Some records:

-- begin --

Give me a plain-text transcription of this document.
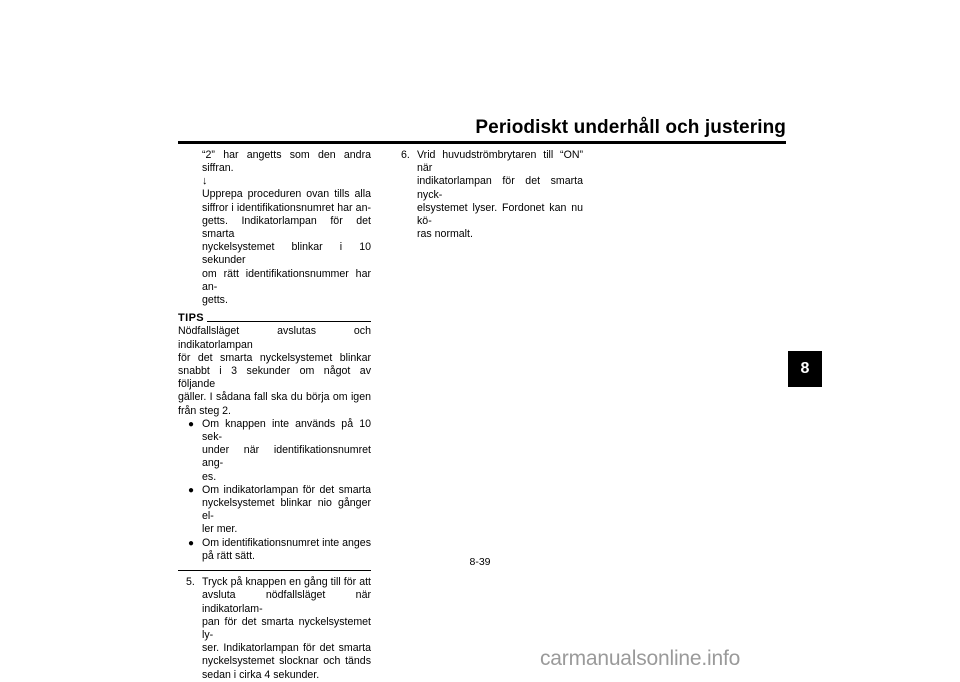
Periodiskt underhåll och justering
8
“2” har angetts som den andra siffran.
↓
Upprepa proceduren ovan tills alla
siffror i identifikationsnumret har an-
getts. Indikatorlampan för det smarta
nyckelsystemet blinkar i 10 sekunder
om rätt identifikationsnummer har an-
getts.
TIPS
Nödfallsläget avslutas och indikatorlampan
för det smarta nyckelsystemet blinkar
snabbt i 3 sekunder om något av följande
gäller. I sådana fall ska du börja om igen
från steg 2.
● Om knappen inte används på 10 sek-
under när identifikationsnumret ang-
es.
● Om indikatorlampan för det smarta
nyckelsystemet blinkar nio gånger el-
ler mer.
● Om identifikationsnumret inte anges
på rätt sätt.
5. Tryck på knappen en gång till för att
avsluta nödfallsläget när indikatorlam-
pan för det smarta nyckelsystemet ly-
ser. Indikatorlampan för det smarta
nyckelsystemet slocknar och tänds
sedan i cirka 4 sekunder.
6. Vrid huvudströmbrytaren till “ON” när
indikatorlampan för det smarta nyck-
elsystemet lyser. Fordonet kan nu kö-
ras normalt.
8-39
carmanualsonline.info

-- end --
-- begin --

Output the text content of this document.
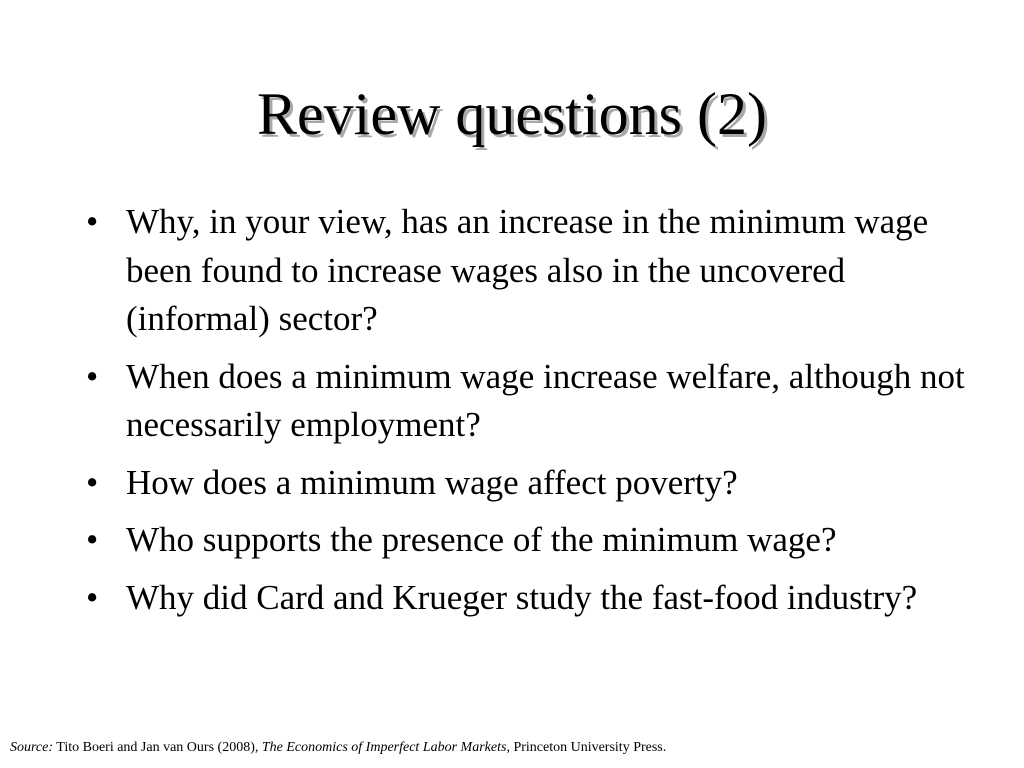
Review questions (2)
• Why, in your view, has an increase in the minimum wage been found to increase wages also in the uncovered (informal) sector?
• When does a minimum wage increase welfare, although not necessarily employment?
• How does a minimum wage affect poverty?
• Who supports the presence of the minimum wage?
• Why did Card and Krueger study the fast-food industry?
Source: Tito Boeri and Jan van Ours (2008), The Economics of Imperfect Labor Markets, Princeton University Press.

-- end --

#### Set problem
Search the entries for the string "sekunder" and collect each line that has it.

#### Written solution
nyckelsystemet blinkar i 10 sekunder
snabbt i 3 sekunder om något av följande
sedan i cirka 4 sekunder.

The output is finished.